- TASK OBJECTIVE
Reproduce the listing word for word. Skip any image.

(Rows from a figure dataset)
[BEGIN]

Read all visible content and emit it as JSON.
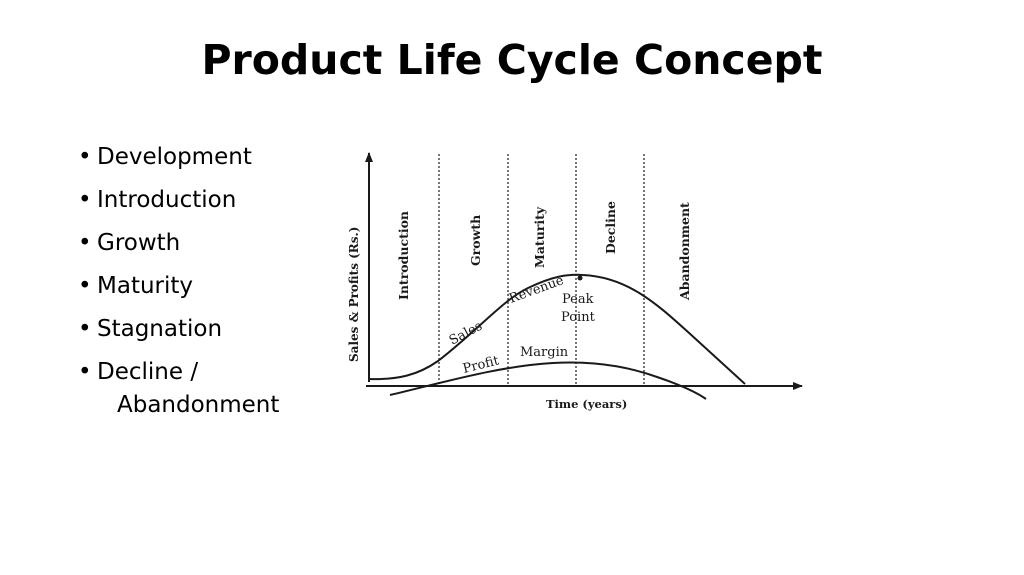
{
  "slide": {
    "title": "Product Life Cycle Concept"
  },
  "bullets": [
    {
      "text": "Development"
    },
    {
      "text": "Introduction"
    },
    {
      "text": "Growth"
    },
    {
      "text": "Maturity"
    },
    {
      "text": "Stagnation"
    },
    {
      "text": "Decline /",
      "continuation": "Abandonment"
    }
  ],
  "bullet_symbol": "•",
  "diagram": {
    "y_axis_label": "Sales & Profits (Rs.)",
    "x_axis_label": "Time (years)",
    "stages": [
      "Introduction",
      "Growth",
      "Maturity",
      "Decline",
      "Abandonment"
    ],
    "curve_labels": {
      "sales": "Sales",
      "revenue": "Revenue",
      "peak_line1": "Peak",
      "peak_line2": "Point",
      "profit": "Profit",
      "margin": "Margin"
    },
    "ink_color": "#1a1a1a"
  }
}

[END]

- TASK OUTPUT
Read all visible content and emit it as JSON.
{
  "slide": {
    "title": "Product Life Cycle Concept"
  },
  "bullets": [
    {
      "text": "Development"
    },
    {
      "text": "Introduction"
    },
    {
      "text": "Growth"
    },
    {
      "text": "Maturity"
    },
    {
      "text": "Stagnation"
    },
    {
      "text": "Decline /",
      "continuation": "Abandonment"
    }
  ],
  "bullet_symbol": "•",
  "diagram": {
    "y_axis_label": "Sales & Profits (Rs.)",
    "x_axis_label": "Time (years)",
    "stages": [
      "Introduction",
      "Growth",
      "Maturity",
      "Decline",
      "Abandonment"
    ],
    "curve_labels": {
      "sales": "Sales",
      "revenue": "Revenue",
      "peak_line1": "Peak",
      "peak_line2": "Point",
      "profit": "Profit",
      "margin": "Margin"
    },
    "ink_color": "#1a1a1a"
  }
}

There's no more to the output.